## DIRECTIONS FOR THIS TASK
Go through the entries below and print each one exactly, leaving out pictures.

## AVAILABLE DATA
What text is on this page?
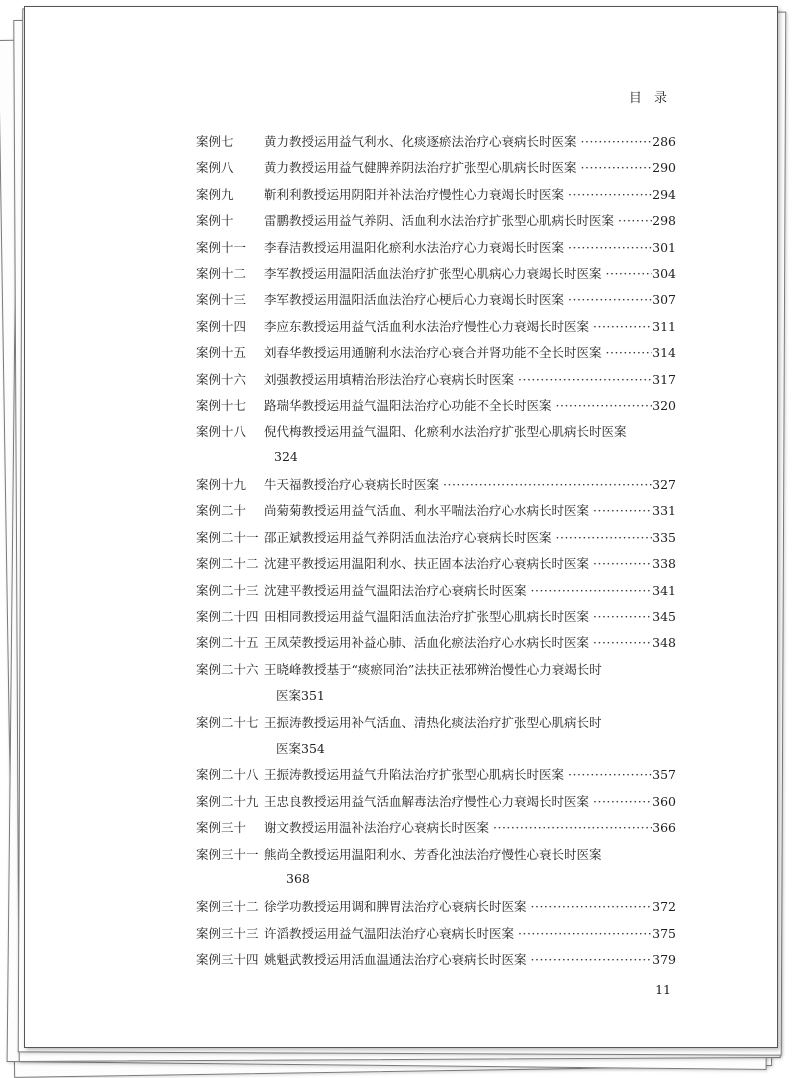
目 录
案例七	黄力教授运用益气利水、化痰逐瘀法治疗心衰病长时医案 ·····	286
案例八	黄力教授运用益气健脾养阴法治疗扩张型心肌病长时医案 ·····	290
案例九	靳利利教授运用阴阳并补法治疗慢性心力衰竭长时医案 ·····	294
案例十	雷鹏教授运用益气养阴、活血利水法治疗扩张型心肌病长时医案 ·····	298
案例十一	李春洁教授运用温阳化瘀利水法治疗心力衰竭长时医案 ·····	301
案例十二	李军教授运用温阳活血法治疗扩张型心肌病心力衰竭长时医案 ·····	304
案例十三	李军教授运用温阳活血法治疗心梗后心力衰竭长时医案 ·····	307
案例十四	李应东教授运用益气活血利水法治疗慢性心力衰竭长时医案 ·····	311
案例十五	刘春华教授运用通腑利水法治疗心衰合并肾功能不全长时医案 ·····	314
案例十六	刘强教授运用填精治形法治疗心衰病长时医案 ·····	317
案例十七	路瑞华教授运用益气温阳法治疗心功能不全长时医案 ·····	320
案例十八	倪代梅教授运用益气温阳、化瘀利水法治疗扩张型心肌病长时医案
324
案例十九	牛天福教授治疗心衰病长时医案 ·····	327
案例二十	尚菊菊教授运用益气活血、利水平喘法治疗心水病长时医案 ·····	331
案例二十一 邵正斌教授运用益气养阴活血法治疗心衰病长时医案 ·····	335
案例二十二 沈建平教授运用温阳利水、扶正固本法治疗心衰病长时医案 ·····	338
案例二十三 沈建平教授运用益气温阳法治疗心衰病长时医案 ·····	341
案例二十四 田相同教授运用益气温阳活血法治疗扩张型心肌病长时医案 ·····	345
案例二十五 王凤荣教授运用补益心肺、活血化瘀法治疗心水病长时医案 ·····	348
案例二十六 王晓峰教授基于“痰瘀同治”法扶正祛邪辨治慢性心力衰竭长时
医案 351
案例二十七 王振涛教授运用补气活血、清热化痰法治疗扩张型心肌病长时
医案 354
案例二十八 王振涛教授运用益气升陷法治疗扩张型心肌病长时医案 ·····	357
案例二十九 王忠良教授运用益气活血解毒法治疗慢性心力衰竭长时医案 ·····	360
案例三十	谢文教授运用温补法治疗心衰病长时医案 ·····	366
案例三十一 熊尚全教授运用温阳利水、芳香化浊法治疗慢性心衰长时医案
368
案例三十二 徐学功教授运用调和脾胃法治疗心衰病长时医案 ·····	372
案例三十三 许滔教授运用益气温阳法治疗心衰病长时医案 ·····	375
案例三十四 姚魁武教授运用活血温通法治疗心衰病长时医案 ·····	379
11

## ANSWER TO THIS PROBLEM
What text is on this page?
目 录
案例七	黄力教授运用益气利水、化痰逐瘀法治疗心衰病长时医案 ·····	286
案例八	黄力教授运用益气健脾养阴法治疗扩张型心肌病长时医案 ·····	290
案例九	靳利利教授运用阴阳并补法治疗慢性心力衰竭长时医案 ·····	294
案例十	雷鹏教授运用益气养阴、活血利水法治疗扩张型心肌病长时医案 ·····	298
案例十一	李春洁教授运用温阳化瘀利水法治疗心力衰竭长时医案 ·····	301
案例十二	李军教授运用温阳活血法治疗扩张型心肌病心力衰竭长时医案 ·····	304
案例十三	李军教授运用温阳活血法治疗心梗后心力衰竭长时医案 ·····	307
案例十四	李应东教授运用益气活血利水法治疗慢性心力衰竭长时医案 ·····	311
案例十五	刘春华教授运用通腑利水法治疗心衰合并肾功能不全长时医案 ·····	314
案例十六	刘强教授运用填精治形法治疗心衰病长时医案 ·····	317
案例十七	路瑞华教授运用益气温阳法治疗心功能不全长时医案 ·····	320
案例十八	倪代梅教授运用益气温阳、化瘀利水法治疗扩张型心肌病长时医案
324
案例十九	牛天福教授治疗心衰病长时医案 ·····	327
案例二十	尚菊菊教授运用益气活血、利水平喘法治疗心水病长时医案 ·····	331
案例二十一 邵正斌教授运用益气养阴活血法治疗心衰病长时医案 ·····	335
案例二十二 沈建平教授运用温阳利水、扶正固本法治疗心衰病长时医案 ·····	338
案例二十三 沈建平教授运用益气温阳法治疗心衰病长时医案 ·····	341
案例二十四 田相同教授运用益气温阳活血法治疗扩张型心肌病长时医案 ·····	345
案例二十五 王凤荣教授运用补益心肺、活血化瘀法治疗心水病长时医案 ·····	348
案例二十六 王晓峰教授基于“痰瘀同治”法扶正祛邪辨治慢性心力衰竭长时
医案 351
案例二十七 王振涛教授运用补气活血、清热化痰法治疗扩张型心肌病长时
医案 354
案例二十八 王振涛教授运用益气升陷法治疗扩张型心肌病长时医案 ·····	357
案例二十九 王忠良教授运用益气活血解毒法治疗慢性心力衰竭长时医案 ·····	360
案例三十	谢文教授运用温补法治疗心衰病长时医案 ·····	366
案例三十一 熊尚全教授运用温阳利水、芳香化浊法治疗慢性心衰长时医案
368
案例三十二 徐学功教授运用调和脾胃法治疗心衰病长时医案 ·····	372
案例三十三 许滔教授运用益气温阳法治疗心衰病长时医案 ·····	375
案例三十四 姚魁武教授运用活血温通法治疗心衰病长时医案 ·····	379
11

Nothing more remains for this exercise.